>> start
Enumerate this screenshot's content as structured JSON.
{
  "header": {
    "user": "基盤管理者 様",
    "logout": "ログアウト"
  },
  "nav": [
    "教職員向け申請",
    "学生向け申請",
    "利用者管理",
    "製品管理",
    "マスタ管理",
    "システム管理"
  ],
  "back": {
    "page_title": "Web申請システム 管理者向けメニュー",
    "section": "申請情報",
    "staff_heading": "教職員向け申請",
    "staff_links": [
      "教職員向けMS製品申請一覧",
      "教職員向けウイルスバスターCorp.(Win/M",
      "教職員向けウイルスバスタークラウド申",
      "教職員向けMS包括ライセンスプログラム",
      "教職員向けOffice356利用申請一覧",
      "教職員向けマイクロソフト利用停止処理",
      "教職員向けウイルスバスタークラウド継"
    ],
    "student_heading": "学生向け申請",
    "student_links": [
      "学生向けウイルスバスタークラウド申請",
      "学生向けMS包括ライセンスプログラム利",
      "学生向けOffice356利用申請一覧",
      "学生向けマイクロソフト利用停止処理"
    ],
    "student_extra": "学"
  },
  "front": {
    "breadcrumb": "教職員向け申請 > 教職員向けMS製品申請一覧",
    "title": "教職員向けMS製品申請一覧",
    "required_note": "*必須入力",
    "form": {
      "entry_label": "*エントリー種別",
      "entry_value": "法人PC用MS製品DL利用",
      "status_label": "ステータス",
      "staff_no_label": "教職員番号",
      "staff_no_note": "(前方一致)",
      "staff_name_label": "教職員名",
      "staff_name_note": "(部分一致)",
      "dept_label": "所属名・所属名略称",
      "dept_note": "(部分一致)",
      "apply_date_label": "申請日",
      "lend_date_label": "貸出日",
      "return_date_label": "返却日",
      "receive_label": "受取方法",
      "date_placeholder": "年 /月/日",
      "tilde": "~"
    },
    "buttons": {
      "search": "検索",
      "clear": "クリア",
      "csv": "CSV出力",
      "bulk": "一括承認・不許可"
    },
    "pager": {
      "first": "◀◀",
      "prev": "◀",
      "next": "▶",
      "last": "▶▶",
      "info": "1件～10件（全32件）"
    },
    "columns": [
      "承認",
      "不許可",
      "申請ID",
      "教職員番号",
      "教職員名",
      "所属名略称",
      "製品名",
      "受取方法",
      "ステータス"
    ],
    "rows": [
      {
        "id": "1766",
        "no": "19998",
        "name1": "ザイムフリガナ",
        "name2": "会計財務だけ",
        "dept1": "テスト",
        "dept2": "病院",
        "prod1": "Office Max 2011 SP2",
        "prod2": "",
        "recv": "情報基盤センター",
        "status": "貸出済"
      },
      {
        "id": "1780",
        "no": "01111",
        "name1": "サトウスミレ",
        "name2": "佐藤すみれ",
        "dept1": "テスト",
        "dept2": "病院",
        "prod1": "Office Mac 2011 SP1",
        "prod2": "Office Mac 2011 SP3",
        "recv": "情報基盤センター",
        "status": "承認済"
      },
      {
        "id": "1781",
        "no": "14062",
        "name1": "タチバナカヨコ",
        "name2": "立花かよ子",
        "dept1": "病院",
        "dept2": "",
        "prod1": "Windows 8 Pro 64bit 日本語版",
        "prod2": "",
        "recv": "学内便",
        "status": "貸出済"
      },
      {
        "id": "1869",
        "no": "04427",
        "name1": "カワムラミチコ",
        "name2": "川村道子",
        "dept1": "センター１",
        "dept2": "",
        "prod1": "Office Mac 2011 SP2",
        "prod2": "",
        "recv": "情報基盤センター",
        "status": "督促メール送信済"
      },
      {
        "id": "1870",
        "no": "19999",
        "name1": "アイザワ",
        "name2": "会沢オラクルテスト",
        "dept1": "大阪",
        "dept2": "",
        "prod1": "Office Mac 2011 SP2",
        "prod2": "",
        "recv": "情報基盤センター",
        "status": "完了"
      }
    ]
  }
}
>> end
Extract the complete listing verbatim.

Expected answer —
Enumerate this screenshot's content as structured JSON.
{
  "header": {
    "user": "基盤管理者 様",
    "logout": "ログアウト"
  },
  "nav": [
    "教職員向け申請",
    "学生向け申請",
    "利用者管理",
    "製品管理",
    "マスタ管理",
    "システム管理"
  ],
  "back": {
    "page_title": "Web申請システム 管理者向けメニュー",
    "section": "申請情報",
    "staff_heading": "教職員向け申請",
    "staff_links": [
      "教職員向けMS製品申請一覧",
      "教職員向けウイルスバスターCorp.(Win/M",
      "教職員向けウイルスバスタークラウド申",
      "教職員向けMS包括ライセンスプログラム",
      "教職員向けOffice356利用申請一覧",
      "教職員向けマイクロソフト利用停止処理",
      "教職員向けウイルスバスタークラウド継"
    ],
    "student_heading": "学生向け申請",
    "student_links": [
      "学生向けウイルスバスタークラウド申請",
      "学生向けMS包括ライセンスプログラム利",
      "学生向けOffice356利用申請一覧",
      "学生向けマイクロソフト利用停止処理"
    ],
    "student_extra": "学"
  },
  "front": {
    "breadcrumb": "教職員向け申請 > 教職員向けMS製品申請一覧",
    "title": "教職員向けMS製品申請一覧",
    "required_note": "*必須入力",
    "form": {
      "entry_label": "*エントリー種別",
      "entry_value": "法人PC用MS製品DL利用",
      "status_label": "ステータス",
      "staff_no_label": "教職員番号",
      "staff_no_note": "(前方一致)",
      "staff_name_label": "教職員名",
      "staff_name_note": "(部分一致)",
      "dept_label": "所属名・所属名略称",
      "dept_note": "(部分一致)",
      "apply_date_label": "申請日",
      "lend_date_label": "貸出日",
      "return_date_label": "返却日",
      "receive_label": "受取方法",
      "date_placeholder": "年 /月/日",
      "tilde": "~"
    },
    "buttons": {
      "search": "検索",
      "clear": "クリア",
      "csv": "CSV出力",
      "bulk": "一括承認・不許可"
    },
    "pager": {
      "first": "◀◀",
      "prev": "◀",
      "next": "▶",
      "last": "▶▶",
      "info": "1件～10件（全32件）"
    },
    "columns": [
      "承認",
      "不許可",
      "申請ID",
      "教職員番号",
      "教職員名",
      "所属名略称",
      "製品名",
      "受取方法",
      "ステータス"
    ],
    "rows": [
      {
        "id": "1766",
        "no": "19998",
        "name1": "ザイムフリガナ",
        "name2": "会計財務だけ",
        "dept1": "テスト",
        "dept2": "病院",
        "prod1": "Office Max 2011 SP2",
        "prod2": "",
        "recv": "情報基盤センター",
        "status": "貸出済"
      },
      {
        "id": "1780",
        "no": "01111",
        "name1": "サトウスミレ",
        "name2": "佐藤すみれ",
        "dept1": "テスト",
        "dept2": "病院",
        "prod1": "Office Mac 2011 SP1",
        "prod2": "Office Mac 2011 SP3",
        "recv": "情報基盤センター",
        "status": "承認済"
      },
      {
        "id": "1781",
        "no": "14062",
        "name1": "タチバナカヨコ",
        "name2": "立花かよ子",
        "dept1": "病院",
        "dept2": "",
        "prod1": "Windows 8 Pro 64bit 日本語版",
        "prod2": "",
        "recv": "学内便",
        "status": "貸出済"
      },
      {
        "id": "1869",
        "no": "04427",
        "name1": "カワムラミチコ",
        "name2": "川村道子",
        "dept1": "センター１",
        "dept2": "",
        "prod1": "Office Mac 2011 SP2",
        "prod2": "",
        "recv": "情報基盤センター",
        "status": "督促メール送信済"
      },
      {
        "id": "1870",
        "no": "19999",
        "name1": "アイザワ",
        "name2": "会沢オラクルテスト",
        "dept1": "大阪",
        "dept2": "",
        "prod1": "Office Mac 2011 SP2",
        "prod2": "",
        "recv": "情報基盤センター",
        "status": "完了"
      }
    ]
  }
}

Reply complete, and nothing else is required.